# Document passage:
========

In the glow of the birth, I forgot the tedious hours of bedside monitoring. That work is now obsolete. The data I recorded through hours of painstaking, manual measuring of the fetal heart and labour contractions is now automated. After our emergency Caesarian section, Dr. Guy told me I’d saved the baby’s life. I was young, in practice only a few years, and my heart skipped to hear it. But today a machine could take the credit.
In high-risk labours, the human monitor has been replaced by electronic fetal monitoring. It shows the fetal heart rate and labour contractions simultaneously on a screen. It makes fewer mistakes than humans. And unlike us, it never tires.
Look at me, not my monitor
When nurses and doctors come into the patient’s room, the bedside monitor with its wonderful information demands attention. It’s exciting to look at. No wonder we gravitate towards it right away.

========

# What this exercise asks:
- a) List every capability or advantage that the fetal monitoring passage attributes to electronic fetal monitoring.
- b) According to the fetal monitoring passage, what did Dr. Guy say after the emergency Caesarian section?

========

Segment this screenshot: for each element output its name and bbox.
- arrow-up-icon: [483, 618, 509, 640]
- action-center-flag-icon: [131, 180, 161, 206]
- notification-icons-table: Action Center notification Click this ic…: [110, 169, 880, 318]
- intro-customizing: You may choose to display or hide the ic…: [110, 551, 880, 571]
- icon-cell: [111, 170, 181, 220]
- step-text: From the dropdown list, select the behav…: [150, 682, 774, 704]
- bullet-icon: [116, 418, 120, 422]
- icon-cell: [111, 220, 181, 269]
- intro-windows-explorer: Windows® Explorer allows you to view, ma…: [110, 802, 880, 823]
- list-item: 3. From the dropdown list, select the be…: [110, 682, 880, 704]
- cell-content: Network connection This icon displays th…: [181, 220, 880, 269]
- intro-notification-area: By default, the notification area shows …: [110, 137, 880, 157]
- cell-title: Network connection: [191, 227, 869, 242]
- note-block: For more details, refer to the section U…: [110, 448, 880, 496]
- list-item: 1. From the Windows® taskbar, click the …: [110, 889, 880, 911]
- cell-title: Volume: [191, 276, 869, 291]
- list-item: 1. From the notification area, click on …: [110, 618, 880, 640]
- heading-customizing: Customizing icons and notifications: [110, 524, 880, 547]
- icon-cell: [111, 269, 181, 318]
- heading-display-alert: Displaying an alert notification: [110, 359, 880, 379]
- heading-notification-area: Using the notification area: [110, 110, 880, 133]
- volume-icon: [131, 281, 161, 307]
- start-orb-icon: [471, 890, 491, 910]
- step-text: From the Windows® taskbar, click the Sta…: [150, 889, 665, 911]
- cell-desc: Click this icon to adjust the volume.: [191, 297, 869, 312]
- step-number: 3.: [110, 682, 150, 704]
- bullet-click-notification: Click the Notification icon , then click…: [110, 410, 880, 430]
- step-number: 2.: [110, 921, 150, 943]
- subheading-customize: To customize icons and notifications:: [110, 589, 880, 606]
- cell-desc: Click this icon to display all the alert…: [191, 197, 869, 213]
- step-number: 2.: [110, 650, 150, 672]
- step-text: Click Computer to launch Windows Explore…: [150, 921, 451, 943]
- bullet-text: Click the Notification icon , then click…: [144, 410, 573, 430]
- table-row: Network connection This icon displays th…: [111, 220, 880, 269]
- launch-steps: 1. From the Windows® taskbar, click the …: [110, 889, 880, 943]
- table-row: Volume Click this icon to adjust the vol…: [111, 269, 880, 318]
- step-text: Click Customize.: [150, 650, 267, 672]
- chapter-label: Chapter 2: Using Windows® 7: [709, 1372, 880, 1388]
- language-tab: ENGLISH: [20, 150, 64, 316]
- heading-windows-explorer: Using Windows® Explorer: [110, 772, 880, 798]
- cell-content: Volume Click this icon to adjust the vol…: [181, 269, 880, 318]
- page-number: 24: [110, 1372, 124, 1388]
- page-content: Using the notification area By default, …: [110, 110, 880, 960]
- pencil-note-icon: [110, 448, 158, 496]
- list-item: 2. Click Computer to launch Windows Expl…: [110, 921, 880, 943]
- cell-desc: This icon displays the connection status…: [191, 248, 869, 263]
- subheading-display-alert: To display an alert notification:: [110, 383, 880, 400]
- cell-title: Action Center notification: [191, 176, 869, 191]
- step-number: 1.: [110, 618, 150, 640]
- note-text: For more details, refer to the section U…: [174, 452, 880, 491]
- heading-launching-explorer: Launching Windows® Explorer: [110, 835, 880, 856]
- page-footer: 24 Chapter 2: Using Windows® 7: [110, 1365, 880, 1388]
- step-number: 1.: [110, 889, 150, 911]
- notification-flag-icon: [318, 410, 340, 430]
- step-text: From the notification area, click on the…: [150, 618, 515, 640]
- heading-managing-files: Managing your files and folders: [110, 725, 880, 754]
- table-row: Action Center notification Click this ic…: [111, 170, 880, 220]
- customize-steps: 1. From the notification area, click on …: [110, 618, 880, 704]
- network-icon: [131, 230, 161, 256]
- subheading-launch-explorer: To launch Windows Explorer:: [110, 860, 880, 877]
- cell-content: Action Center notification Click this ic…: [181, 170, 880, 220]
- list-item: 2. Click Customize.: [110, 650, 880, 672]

========

# Responses to the tasks:
- a)
- It shows the fetal heart rate and contractions simultaneously on a screen.
- It makes fewer mistakes than humans.
- It never tires.

- b) Dr. Guy said the writer had saved the baby's life.